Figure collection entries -
<<<<

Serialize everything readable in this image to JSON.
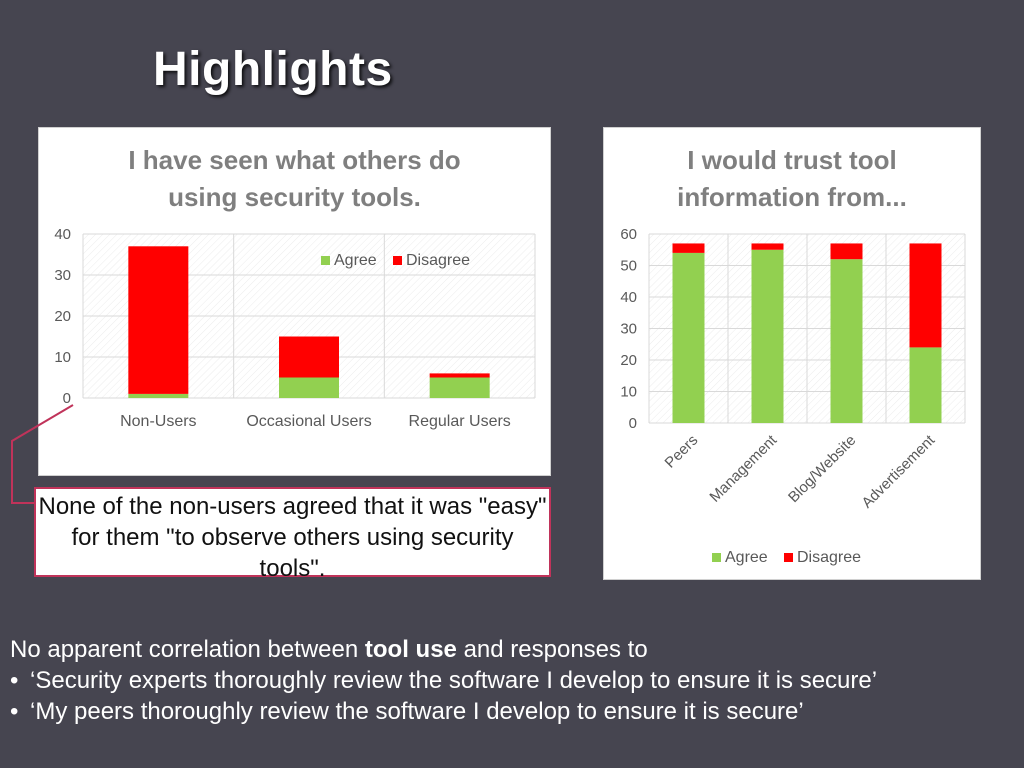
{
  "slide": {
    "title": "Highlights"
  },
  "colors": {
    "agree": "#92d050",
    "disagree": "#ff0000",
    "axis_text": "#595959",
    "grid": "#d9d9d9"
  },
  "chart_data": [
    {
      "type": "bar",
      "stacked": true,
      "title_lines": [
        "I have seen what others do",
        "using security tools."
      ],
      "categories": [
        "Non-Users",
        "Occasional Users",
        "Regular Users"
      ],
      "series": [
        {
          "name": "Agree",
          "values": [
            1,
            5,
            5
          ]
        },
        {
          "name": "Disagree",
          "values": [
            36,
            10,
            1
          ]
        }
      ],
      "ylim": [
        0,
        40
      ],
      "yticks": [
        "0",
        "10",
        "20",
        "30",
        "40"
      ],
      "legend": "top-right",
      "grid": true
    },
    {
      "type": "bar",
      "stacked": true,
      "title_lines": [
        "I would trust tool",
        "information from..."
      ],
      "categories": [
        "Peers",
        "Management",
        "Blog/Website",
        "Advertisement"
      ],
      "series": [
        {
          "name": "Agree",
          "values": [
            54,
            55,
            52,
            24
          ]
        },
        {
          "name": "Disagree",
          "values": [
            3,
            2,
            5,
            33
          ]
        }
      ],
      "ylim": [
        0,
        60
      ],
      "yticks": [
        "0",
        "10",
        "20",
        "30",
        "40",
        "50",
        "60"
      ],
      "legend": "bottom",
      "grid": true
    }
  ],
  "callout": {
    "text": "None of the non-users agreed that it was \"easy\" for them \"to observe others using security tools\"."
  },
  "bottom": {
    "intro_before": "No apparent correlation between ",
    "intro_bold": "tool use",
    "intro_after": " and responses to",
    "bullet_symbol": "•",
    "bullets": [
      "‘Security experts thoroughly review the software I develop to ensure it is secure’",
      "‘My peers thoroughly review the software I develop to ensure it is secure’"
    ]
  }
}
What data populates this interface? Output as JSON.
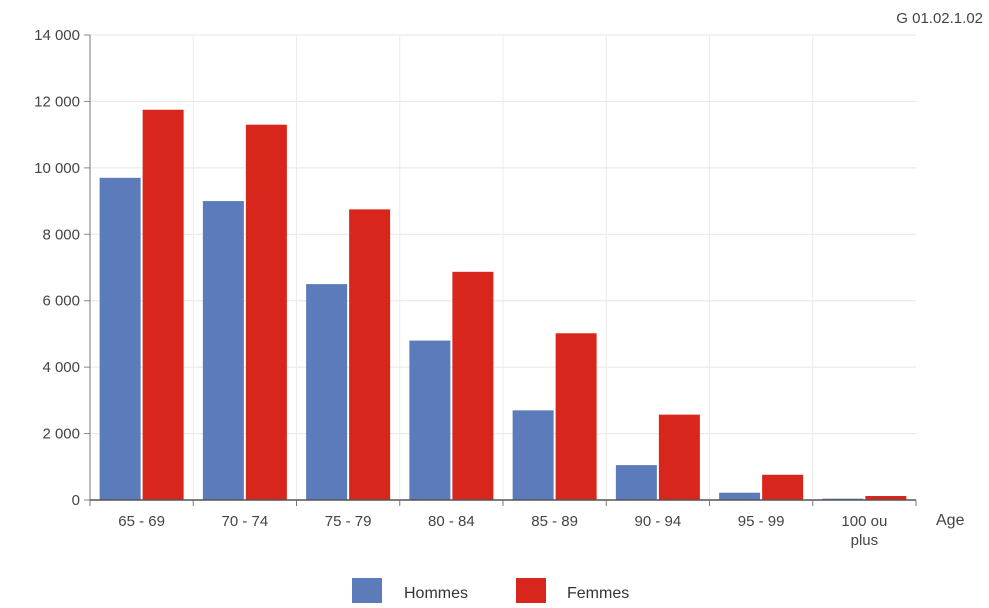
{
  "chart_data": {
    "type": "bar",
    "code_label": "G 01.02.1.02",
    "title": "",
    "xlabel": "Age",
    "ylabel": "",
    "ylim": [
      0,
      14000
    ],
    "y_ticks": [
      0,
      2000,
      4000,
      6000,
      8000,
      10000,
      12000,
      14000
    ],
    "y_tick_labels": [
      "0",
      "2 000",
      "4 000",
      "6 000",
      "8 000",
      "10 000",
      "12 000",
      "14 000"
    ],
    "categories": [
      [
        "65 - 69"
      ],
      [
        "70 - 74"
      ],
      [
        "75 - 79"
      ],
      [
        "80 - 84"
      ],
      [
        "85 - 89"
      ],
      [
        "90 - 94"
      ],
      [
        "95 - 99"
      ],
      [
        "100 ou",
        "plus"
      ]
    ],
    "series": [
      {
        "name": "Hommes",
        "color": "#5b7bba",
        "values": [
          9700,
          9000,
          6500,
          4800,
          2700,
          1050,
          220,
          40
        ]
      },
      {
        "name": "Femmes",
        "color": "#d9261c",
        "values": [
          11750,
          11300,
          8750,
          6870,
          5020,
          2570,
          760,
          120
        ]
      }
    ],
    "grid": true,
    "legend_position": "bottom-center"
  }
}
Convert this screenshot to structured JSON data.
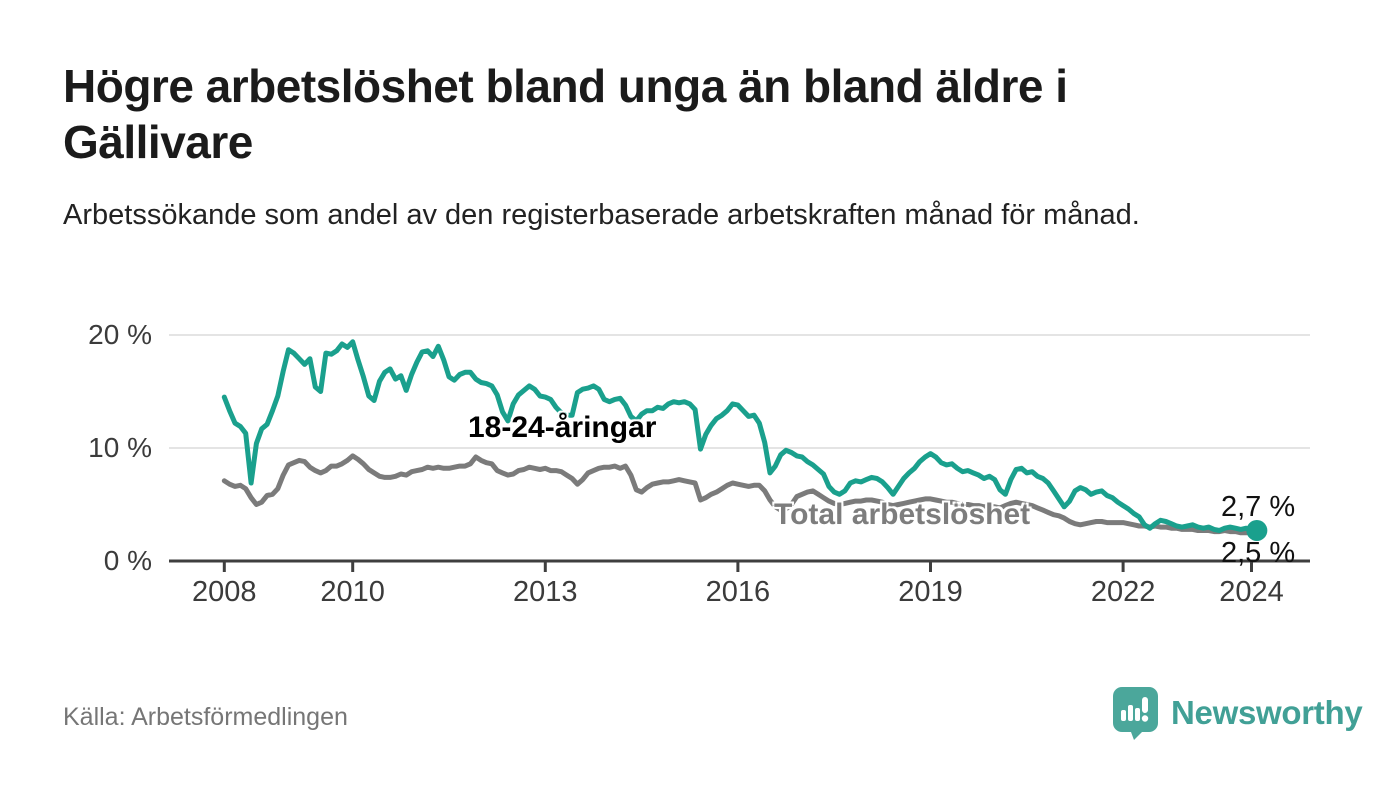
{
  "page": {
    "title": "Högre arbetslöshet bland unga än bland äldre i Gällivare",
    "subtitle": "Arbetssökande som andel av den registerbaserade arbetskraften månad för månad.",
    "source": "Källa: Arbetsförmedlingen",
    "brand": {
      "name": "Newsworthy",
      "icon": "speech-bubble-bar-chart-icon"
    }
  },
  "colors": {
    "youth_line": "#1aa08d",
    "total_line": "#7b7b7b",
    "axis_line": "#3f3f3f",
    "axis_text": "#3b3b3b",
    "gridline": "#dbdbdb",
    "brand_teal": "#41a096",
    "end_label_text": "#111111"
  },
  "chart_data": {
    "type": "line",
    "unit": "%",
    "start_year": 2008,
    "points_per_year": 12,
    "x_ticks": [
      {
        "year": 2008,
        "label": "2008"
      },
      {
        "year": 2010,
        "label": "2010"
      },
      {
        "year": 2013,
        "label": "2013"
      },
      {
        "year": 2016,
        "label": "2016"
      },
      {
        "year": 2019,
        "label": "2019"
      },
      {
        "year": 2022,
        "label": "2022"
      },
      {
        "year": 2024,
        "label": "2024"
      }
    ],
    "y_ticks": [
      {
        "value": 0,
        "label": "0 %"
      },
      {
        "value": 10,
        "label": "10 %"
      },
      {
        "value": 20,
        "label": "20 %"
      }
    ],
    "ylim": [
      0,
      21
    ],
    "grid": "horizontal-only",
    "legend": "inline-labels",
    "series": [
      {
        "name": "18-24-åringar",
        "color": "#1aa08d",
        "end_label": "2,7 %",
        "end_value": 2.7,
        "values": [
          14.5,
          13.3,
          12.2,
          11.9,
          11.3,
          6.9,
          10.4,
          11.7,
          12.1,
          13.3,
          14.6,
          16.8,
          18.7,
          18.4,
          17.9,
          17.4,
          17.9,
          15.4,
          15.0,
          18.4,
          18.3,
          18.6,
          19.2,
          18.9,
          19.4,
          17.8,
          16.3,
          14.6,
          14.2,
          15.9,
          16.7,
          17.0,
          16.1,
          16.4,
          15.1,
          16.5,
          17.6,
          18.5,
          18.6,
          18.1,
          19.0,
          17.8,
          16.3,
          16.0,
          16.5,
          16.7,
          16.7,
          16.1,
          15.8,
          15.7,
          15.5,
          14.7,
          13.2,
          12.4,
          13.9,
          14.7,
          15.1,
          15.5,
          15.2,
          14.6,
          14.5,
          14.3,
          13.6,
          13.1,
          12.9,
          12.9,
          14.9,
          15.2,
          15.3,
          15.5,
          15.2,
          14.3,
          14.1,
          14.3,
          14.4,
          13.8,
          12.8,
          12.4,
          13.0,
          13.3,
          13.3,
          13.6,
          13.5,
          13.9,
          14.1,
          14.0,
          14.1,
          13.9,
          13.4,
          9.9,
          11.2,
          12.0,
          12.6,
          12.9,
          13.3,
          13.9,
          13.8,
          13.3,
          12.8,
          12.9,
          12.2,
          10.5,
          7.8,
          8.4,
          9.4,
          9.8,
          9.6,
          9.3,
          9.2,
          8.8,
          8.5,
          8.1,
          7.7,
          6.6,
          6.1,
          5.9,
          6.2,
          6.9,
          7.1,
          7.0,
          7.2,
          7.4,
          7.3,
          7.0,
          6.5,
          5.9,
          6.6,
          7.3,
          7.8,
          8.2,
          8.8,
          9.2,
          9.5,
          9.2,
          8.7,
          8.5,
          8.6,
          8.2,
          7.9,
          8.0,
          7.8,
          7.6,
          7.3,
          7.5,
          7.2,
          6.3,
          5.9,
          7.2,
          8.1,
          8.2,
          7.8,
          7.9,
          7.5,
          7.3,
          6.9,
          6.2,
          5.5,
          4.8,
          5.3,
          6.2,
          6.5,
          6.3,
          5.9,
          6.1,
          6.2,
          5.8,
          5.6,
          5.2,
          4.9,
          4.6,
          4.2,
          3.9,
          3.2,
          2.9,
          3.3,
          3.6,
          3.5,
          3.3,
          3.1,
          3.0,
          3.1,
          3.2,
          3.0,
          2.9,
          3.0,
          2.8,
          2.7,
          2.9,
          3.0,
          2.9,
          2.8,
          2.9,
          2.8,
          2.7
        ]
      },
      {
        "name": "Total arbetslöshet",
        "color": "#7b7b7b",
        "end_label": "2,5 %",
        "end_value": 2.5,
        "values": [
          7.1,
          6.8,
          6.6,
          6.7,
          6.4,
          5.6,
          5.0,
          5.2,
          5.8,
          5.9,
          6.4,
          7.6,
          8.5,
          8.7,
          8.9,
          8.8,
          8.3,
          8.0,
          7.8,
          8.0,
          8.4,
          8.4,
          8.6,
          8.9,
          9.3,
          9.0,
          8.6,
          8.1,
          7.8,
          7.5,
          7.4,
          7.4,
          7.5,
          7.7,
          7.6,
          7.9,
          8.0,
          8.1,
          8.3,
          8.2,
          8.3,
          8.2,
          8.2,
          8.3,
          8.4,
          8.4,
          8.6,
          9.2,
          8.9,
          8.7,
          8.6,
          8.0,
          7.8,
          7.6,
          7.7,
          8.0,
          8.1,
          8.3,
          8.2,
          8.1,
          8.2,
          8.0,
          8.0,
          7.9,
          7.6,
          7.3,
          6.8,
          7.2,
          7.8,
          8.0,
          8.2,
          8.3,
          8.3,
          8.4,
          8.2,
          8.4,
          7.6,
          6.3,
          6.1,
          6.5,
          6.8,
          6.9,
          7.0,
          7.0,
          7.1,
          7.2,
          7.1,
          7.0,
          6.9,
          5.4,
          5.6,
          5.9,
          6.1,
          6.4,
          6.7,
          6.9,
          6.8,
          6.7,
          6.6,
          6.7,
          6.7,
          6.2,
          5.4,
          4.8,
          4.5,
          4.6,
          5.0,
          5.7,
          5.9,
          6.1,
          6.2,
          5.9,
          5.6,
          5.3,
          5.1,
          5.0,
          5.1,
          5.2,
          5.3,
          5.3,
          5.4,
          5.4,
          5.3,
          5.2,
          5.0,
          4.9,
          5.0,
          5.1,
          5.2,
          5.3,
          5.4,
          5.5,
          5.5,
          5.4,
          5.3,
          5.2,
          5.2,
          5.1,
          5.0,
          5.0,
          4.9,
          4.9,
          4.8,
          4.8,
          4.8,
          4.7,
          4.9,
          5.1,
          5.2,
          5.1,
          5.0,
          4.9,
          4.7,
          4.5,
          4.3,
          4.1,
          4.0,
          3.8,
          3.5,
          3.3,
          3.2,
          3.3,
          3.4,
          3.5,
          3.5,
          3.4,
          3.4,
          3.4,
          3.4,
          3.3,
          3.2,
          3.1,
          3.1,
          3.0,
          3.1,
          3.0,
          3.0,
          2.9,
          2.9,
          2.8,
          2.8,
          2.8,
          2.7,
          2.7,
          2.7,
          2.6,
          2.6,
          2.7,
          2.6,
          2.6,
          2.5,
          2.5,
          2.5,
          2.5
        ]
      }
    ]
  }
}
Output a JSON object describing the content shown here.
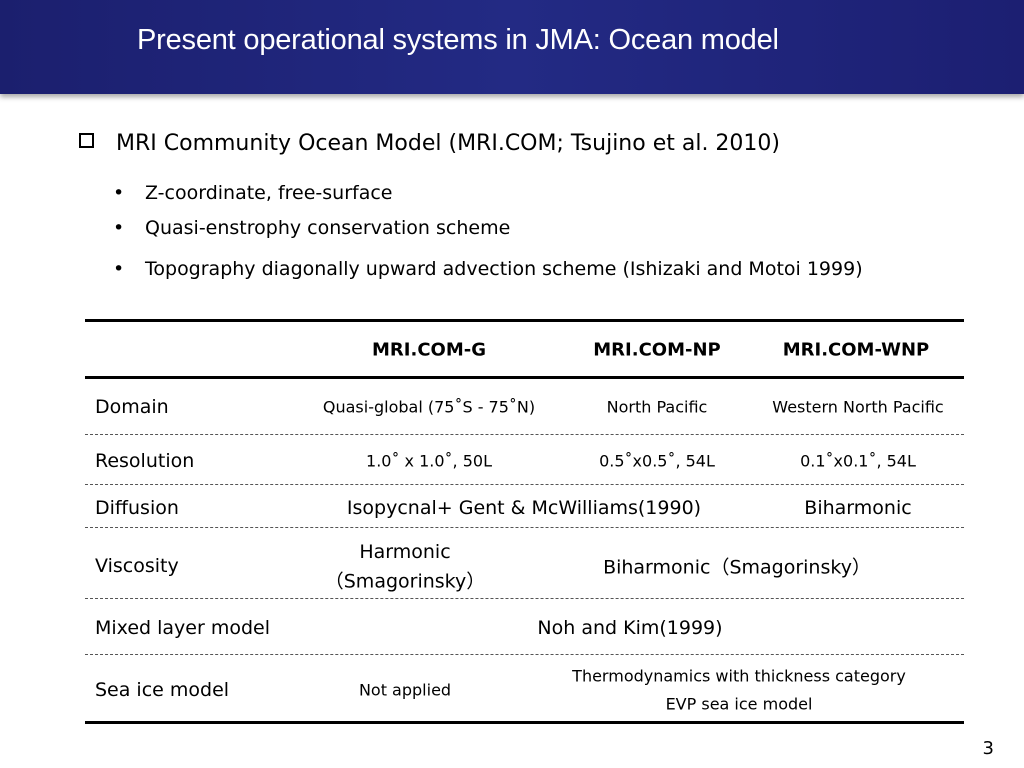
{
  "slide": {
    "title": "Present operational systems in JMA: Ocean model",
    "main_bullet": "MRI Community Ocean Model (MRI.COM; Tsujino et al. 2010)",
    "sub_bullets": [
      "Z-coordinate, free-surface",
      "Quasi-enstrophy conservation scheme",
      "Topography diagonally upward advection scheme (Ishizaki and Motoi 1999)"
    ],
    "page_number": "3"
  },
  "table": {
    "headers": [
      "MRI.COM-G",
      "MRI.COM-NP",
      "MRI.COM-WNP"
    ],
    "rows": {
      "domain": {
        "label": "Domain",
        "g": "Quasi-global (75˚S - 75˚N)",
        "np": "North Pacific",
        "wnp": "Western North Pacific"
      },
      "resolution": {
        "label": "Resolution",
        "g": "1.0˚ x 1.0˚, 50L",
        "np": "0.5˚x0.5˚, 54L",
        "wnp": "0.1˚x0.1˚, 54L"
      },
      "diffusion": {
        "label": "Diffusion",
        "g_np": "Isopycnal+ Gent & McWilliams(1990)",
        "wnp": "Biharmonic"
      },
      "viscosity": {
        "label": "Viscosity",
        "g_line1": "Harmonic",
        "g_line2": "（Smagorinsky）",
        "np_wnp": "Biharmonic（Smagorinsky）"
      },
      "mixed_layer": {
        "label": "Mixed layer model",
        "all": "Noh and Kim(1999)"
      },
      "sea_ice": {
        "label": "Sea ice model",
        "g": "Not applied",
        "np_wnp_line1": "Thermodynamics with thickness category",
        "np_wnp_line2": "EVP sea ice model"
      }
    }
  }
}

>>>>

Spot every line that holds "scheme" and copy it.

      "Quasi-enstrophy conservation scheme",
      "Topography diagonally upward advection scheme (Ishizaki and Motoi 1999)"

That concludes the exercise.